-- begin Extracted text --

# tech help please



## betdy1345 (May 28, 2012)

i have a stihl KM130R split boom extended hedger i need to get fixed. the retainer plate on the plastic timing gear broke, the piece got wedged. took the block apart, someone re-arranged my work bench so i lost certain notes and parts not where i left them including timing details. does anyone know where i could obtain details like this online?


----------



## Rentahusband (Aug 25, 2008)

Have you tried contacting Stihl for any info? I tried looking but did not find much. Hopefully 30year or usmcgrunt will chime in.


----------



## betdy1345 (May 28, 2012)

*stihl*

I googled around lastnite and found a free manuals website that isn't free, but only $10. I'll pay that to fix anything small, but have to wait til next week to get the $$$. meantime if anyone can answer the question of crank and gear position for timing that would be great.

tom

stihl KM130R split boom extended hedger block in pieces and need to know timing specifics.


----------



## usmcgrunt (Sep 16, 2007)

Stihl makes it hard for the average person (myself included)to find repair information.I did find this info on Youtube and I "think" it will help with your reassembly.Hope this helps.


----------



## betdy1345 (May 28, 2012)

*Perfect*

that's exactly what i needed.

THANK YOU!!!!!!!!!!!!!!!!!!!!!!!!!!!!!

I'm still paying $10 payday so I don't have to bug you guys all the time. I'll post the link as soon as I do.


----------



## betdy1345 (May 28, 2012)

*one more question*

what would cause like a vapor lock? re-assembled the motor, sent it out for use and it came back the same day. turns over very hard almost unable to pull the cord at a small point in the revolution.


----------



## usmcgrunt (Sep 16, 2007)

If you removed the flywheel,are you sure you have .012 gap between the flywheel and coil?A coil set to close to the magnets could cause this.Are valves set to .004 clearance? These are just guesses.


----------



## betdy1345 (May 28, 2012)

*what about*

the flywheel was never removed from the crank and this has happened to wappers that haven't been apart yet. caking up in the head would create a smaller space as well. if the spark plug is not the right size (bigger/longer without touching the cylinder, leaving less space in the combustion chamber) wouldn't that boost the compression too much? it does seem to be at top dead center in a stroke when it gets difficult to pull. that's the idea behind milling more surface off of a vehicle engines heads to boost compression right?

really guys. i appreciate all the help. saving the boss $100 plus a pop for a $13 gasket replacement has made me a bit more valuable.

-- end Extracted text --
-- begin Data block --

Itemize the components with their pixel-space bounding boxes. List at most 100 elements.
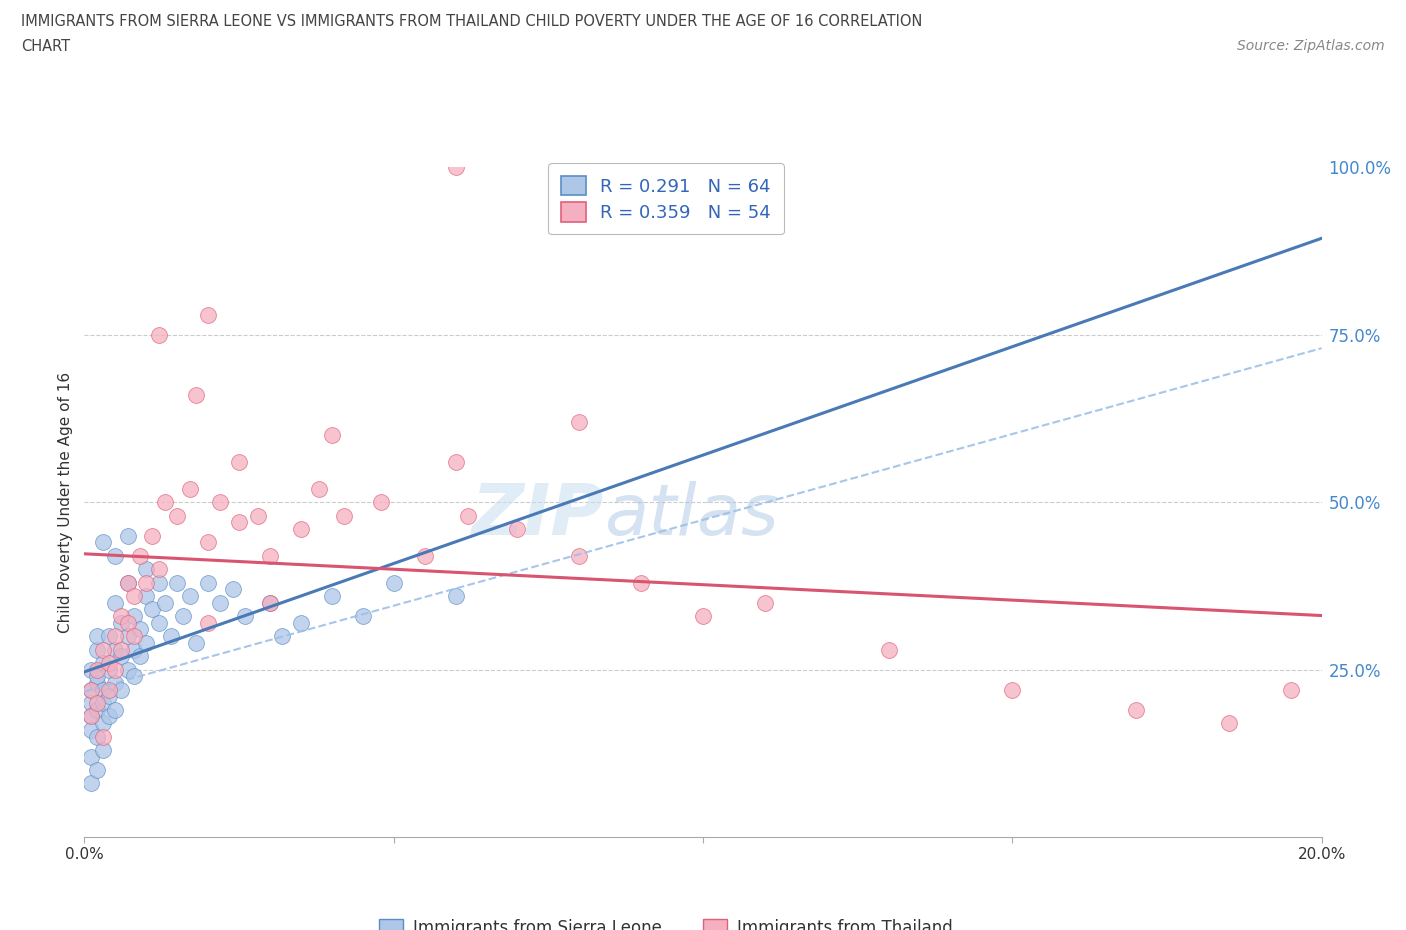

-- end Data block --

**What you will do:**
- a) Answer these questions from the hedger repair thread:
(i) What part of the plastic timing gear broke?
(ii) What did the manuals website found online actually charge?
(iii) What valve clearance does the thread mention?
- b) Copy everything in the hedger repair thread from "what would cause" down to "are just guesses.", word for word.

**List of solutions:**
- a)
(i) The retainer plate.
(ii) $10.
(iii) .004.

- b)
what would cause like a vapor lock? re-assembled the motor, sent it out for use and it came back the same day. turns over very hard almost unable to pull the cord at a small point in the revolution.


----------



## usmcgrunt (Sep 16, 2007)

If you removed the flywheel,are you sure you have .012 gap between the flywheel and coil?A coil set to close to the magnets could cause this.Are valves set to .004 clearance? These are just guesses.